# RECORDS TO USE:
━━━━
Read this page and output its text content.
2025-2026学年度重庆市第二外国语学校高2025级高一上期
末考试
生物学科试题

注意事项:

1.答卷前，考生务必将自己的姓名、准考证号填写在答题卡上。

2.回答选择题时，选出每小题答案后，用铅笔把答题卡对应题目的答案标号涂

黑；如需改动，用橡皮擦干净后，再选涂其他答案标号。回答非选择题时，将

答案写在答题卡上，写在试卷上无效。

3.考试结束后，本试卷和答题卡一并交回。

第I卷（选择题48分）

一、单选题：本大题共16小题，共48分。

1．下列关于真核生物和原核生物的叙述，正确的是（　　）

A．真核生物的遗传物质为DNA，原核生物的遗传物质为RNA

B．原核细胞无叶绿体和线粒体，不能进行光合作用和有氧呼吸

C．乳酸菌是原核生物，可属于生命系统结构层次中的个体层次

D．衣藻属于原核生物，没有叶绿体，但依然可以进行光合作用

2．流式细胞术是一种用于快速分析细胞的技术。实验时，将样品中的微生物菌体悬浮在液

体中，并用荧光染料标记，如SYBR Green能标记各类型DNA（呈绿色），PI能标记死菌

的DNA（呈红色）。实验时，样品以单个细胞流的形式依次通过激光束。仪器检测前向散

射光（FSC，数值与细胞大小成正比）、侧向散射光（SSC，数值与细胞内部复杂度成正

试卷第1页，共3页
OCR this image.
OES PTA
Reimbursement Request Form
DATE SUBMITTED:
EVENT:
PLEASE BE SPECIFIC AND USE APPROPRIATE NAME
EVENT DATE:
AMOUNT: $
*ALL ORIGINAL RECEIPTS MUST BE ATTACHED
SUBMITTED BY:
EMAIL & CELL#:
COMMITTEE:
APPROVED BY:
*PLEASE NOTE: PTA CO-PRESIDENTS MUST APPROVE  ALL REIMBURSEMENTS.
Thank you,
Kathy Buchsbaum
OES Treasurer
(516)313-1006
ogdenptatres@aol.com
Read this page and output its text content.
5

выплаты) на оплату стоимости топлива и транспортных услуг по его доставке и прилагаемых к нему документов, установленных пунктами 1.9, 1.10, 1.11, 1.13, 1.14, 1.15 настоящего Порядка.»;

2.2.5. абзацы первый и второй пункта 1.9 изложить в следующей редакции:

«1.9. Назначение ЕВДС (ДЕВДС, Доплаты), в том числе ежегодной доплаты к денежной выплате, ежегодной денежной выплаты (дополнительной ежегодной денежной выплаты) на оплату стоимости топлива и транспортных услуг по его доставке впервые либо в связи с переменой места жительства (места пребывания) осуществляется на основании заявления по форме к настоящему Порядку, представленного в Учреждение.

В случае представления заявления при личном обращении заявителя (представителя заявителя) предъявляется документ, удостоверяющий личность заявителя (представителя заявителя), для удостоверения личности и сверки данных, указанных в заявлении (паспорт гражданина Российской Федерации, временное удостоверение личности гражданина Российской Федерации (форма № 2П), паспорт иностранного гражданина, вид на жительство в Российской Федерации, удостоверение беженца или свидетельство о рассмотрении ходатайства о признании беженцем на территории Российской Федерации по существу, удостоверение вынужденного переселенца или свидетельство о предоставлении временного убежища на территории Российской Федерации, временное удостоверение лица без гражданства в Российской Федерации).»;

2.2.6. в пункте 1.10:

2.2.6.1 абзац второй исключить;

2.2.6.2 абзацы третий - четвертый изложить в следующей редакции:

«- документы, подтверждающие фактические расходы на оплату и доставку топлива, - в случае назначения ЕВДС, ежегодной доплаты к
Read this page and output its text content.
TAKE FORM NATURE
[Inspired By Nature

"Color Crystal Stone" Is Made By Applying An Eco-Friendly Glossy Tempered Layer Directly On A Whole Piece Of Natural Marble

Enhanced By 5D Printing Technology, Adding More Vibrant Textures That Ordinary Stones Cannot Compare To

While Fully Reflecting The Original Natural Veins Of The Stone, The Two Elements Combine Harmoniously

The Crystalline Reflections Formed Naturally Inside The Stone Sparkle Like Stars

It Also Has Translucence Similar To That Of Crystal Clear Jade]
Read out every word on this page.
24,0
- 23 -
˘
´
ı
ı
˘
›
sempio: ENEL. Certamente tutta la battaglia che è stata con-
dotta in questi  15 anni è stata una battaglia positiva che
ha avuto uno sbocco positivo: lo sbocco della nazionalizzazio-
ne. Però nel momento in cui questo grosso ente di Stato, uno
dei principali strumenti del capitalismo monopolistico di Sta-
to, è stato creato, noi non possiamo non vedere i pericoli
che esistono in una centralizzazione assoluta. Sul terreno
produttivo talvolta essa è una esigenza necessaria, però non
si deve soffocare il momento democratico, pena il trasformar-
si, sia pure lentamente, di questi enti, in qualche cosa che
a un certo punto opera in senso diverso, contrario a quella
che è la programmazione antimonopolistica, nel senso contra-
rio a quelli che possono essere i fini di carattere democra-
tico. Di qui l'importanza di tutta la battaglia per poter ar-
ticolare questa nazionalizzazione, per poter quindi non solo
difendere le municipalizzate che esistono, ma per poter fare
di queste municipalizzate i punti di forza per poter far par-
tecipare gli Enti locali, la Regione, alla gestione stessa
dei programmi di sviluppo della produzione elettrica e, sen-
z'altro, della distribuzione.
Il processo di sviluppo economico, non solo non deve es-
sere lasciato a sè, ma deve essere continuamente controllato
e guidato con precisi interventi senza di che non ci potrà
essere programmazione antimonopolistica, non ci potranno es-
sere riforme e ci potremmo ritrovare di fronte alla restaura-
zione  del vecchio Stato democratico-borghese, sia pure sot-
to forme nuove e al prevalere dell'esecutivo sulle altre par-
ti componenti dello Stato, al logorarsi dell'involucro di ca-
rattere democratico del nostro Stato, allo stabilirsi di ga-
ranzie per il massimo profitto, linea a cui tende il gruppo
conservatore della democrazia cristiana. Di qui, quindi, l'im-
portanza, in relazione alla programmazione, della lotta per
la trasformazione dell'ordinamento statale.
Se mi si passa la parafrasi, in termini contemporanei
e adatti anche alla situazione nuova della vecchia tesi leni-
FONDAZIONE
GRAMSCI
━━━━
# STATED PROBLEM:
Which lines include the word "questi"? List them all.

# SOLUTION TO THIS EXERCISE:
dotta in questi  15 anni è stata una battaglia positiva che
si, sia pure lentamente, di questi enti, in qualche cosa che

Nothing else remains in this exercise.